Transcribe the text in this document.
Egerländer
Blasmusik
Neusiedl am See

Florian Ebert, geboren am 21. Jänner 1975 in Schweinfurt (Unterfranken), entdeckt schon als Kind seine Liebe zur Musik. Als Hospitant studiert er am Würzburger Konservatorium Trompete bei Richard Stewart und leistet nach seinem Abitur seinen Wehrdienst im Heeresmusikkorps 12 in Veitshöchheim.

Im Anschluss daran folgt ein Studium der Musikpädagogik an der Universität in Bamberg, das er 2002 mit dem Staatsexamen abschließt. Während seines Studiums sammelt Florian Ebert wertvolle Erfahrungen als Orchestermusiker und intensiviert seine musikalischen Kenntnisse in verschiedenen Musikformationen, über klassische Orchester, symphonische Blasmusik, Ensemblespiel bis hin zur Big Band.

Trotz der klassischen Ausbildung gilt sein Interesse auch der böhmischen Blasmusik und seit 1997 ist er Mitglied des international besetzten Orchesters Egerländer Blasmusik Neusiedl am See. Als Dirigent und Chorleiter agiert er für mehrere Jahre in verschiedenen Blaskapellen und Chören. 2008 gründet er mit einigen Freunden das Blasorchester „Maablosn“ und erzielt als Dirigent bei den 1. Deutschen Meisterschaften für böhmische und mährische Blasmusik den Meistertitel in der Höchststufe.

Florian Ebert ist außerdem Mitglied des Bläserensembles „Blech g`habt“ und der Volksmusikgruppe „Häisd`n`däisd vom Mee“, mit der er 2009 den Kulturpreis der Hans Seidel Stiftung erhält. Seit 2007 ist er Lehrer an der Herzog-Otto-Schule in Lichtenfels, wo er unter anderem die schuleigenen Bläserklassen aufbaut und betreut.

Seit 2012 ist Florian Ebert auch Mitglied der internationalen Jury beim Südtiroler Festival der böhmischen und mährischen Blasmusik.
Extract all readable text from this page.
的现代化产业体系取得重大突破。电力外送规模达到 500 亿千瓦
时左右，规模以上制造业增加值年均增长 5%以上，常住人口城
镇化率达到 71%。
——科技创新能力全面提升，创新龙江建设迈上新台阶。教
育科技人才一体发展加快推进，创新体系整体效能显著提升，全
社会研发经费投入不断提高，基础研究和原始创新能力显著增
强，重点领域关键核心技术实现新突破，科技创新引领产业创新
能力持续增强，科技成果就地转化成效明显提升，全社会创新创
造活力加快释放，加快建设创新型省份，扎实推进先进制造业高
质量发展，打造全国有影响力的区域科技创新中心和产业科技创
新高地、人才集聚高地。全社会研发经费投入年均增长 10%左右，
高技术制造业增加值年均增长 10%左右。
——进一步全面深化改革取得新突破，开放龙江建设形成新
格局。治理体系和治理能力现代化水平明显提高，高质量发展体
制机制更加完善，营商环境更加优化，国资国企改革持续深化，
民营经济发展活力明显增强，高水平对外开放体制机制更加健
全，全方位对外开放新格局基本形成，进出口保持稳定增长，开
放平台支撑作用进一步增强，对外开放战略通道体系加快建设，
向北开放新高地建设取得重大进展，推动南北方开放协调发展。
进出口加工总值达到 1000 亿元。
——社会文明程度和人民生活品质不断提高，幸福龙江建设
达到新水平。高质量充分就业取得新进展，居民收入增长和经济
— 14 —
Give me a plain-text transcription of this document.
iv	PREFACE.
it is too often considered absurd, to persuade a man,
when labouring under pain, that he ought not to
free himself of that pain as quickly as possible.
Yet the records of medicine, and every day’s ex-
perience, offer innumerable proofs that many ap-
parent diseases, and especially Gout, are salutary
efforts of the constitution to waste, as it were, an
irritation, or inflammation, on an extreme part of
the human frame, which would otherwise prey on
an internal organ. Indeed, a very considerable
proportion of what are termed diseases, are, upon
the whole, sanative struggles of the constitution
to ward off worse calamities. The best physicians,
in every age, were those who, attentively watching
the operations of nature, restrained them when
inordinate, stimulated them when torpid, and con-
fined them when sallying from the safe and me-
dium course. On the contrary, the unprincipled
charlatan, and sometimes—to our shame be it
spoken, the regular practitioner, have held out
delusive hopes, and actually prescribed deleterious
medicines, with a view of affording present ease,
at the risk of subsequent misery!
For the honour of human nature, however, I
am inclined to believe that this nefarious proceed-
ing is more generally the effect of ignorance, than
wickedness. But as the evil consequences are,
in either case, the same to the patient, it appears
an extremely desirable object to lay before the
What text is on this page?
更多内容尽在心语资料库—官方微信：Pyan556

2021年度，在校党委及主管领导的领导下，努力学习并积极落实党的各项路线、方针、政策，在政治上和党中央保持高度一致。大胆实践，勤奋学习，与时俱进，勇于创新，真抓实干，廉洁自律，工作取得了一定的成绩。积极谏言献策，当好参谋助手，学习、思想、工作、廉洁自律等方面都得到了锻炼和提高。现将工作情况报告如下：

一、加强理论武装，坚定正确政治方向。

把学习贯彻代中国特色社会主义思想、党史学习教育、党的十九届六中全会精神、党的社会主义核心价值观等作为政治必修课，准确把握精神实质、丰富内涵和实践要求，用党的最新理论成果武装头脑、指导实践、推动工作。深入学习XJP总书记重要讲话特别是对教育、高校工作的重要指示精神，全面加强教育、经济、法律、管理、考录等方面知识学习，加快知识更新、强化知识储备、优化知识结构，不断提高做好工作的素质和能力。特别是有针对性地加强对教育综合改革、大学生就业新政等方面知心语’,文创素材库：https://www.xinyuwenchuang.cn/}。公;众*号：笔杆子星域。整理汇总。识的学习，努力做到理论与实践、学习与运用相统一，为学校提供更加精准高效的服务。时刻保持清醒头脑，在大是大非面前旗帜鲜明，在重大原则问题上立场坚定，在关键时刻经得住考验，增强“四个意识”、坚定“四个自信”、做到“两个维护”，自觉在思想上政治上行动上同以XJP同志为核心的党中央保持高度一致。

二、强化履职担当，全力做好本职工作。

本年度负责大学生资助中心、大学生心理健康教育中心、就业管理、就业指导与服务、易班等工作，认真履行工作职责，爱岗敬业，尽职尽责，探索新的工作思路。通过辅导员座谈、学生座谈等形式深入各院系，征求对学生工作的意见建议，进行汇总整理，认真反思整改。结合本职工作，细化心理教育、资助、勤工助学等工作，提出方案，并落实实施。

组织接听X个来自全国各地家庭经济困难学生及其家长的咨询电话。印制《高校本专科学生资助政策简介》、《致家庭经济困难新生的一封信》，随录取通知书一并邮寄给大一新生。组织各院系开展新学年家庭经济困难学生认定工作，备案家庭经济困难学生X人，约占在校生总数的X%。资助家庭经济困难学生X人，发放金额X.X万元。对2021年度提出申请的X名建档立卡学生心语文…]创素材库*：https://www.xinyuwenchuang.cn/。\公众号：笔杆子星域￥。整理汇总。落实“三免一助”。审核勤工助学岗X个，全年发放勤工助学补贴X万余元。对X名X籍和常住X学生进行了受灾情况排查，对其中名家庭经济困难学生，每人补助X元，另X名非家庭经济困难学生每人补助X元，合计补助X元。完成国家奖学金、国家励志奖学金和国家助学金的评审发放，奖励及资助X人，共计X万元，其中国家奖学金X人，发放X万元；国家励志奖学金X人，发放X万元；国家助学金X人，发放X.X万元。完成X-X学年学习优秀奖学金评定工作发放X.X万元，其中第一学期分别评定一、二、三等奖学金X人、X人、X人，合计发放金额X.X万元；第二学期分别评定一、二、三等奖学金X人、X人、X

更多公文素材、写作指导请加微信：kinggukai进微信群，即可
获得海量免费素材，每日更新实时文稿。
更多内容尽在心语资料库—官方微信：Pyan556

********

- [EXERCISE]: Find "human". Copy every line it occurs in.

- [SOLVED PROBLEM]:
the human frame, which would otherwise prey on
For the honour of human nature, however, I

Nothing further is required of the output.